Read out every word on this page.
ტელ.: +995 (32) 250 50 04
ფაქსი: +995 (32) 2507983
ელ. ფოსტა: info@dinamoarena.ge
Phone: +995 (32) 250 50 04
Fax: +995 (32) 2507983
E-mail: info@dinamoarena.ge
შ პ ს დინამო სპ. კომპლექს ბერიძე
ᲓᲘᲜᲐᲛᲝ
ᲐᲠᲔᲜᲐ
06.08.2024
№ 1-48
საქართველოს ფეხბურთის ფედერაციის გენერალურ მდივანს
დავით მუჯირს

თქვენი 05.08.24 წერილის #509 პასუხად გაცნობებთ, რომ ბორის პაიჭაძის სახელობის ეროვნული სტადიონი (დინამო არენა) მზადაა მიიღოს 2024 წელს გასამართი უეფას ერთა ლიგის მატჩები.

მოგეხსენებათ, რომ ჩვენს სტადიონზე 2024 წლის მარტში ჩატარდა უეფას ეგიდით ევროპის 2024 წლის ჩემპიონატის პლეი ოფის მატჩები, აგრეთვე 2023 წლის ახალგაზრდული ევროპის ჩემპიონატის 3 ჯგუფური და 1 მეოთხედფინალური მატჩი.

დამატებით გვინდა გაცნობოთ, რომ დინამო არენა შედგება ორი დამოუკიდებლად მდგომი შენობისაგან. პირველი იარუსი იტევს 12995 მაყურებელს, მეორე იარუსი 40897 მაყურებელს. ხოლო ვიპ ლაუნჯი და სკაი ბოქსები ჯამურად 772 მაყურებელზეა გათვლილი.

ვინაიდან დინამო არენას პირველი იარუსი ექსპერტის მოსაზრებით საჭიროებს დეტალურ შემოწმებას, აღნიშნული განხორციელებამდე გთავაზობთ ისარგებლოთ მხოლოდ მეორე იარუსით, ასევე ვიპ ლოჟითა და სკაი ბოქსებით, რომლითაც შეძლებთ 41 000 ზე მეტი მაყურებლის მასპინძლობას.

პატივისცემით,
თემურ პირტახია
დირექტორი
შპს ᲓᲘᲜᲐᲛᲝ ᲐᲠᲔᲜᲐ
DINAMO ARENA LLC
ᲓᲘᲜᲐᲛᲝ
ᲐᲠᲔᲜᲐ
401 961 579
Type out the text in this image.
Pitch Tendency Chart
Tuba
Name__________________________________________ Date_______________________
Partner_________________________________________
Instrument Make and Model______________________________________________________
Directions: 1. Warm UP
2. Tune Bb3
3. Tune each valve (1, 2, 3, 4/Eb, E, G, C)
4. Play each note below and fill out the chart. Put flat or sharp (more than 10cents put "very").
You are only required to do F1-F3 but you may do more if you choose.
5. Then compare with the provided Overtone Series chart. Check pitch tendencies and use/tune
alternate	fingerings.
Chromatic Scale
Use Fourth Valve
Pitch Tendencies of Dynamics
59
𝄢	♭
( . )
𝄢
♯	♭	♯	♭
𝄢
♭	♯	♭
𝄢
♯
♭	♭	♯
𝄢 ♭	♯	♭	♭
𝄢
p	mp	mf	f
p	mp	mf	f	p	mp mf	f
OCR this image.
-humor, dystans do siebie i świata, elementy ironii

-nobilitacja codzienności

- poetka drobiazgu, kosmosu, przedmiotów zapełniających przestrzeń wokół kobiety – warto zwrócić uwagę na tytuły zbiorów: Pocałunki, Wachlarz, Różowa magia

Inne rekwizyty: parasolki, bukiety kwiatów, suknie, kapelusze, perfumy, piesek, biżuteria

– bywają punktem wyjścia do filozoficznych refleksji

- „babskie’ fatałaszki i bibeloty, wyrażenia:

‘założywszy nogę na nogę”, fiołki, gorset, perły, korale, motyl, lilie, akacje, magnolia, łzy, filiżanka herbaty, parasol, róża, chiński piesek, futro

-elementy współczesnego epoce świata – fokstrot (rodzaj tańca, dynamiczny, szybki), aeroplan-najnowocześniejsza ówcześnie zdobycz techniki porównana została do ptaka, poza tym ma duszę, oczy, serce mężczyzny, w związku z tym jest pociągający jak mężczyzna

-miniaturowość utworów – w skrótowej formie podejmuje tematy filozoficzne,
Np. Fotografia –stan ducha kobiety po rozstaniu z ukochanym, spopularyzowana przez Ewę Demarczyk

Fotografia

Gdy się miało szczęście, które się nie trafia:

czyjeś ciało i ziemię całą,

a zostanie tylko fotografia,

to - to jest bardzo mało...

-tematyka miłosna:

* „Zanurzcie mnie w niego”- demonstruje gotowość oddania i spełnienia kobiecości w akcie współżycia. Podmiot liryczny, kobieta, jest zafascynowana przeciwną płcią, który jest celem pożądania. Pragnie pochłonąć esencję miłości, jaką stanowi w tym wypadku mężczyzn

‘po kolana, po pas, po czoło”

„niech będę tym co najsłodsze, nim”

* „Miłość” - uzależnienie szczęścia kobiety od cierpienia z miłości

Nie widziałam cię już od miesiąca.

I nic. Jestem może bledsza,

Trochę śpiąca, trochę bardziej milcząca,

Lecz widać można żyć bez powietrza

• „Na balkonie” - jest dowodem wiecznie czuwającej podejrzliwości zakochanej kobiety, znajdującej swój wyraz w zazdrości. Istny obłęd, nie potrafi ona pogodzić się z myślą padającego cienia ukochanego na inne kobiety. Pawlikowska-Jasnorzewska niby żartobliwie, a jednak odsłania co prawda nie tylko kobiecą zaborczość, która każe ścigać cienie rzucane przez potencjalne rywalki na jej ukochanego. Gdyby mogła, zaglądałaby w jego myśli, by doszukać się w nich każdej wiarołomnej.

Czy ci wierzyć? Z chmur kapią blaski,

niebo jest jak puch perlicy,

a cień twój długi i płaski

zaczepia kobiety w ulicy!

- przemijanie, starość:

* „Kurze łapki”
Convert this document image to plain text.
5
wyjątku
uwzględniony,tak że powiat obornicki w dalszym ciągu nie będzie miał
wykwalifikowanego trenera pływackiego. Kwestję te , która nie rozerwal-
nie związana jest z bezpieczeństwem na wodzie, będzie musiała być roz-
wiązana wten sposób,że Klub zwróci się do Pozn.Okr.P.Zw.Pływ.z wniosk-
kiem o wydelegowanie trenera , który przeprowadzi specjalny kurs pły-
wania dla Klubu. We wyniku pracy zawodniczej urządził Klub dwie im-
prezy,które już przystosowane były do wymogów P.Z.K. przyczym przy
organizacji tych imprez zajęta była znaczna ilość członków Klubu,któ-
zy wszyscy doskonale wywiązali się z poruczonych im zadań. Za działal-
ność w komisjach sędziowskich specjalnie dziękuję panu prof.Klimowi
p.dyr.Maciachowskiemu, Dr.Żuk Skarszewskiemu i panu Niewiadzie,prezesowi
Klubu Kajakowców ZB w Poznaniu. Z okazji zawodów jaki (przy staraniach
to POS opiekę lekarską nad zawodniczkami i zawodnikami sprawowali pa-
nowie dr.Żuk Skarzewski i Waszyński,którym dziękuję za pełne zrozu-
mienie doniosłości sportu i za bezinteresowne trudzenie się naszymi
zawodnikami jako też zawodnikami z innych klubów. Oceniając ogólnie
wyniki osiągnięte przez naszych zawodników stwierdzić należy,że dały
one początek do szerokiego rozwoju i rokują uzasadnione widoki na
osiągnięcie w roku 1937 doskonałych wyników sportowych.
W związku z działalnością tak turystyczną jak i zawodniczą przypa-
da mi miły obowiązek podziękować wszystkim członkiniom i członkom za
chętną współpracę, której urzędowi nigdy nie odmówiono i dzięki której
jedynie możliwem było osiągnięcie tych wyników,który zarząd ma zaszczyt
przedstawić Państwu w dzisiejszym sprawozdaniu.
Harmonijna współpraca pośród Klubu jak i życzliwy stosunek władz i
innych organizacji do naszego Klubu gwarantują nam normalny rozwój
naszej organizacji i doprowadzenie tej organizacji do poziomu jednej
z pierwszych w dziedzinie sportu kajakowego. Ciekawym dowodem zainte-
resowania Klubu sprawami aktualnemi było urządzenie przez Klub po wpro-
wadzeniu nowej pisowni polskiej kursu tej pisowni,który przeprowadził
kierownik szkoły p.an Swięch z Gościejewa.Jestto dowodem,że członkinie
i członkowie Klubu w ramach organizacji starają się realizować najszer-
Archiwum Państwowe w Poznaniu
________________________
## TASK REQUIREMENTS
Identify each line in the entries with the word "sportu" and copy it.

## SOLUTION TO THE EXERCISE
mienie doniosłości sportu i za bezinteresowne trudzenie się naszymi
z pierwszych w dziedzinie sportu kajakowego. Ciekawym dowodem zainte-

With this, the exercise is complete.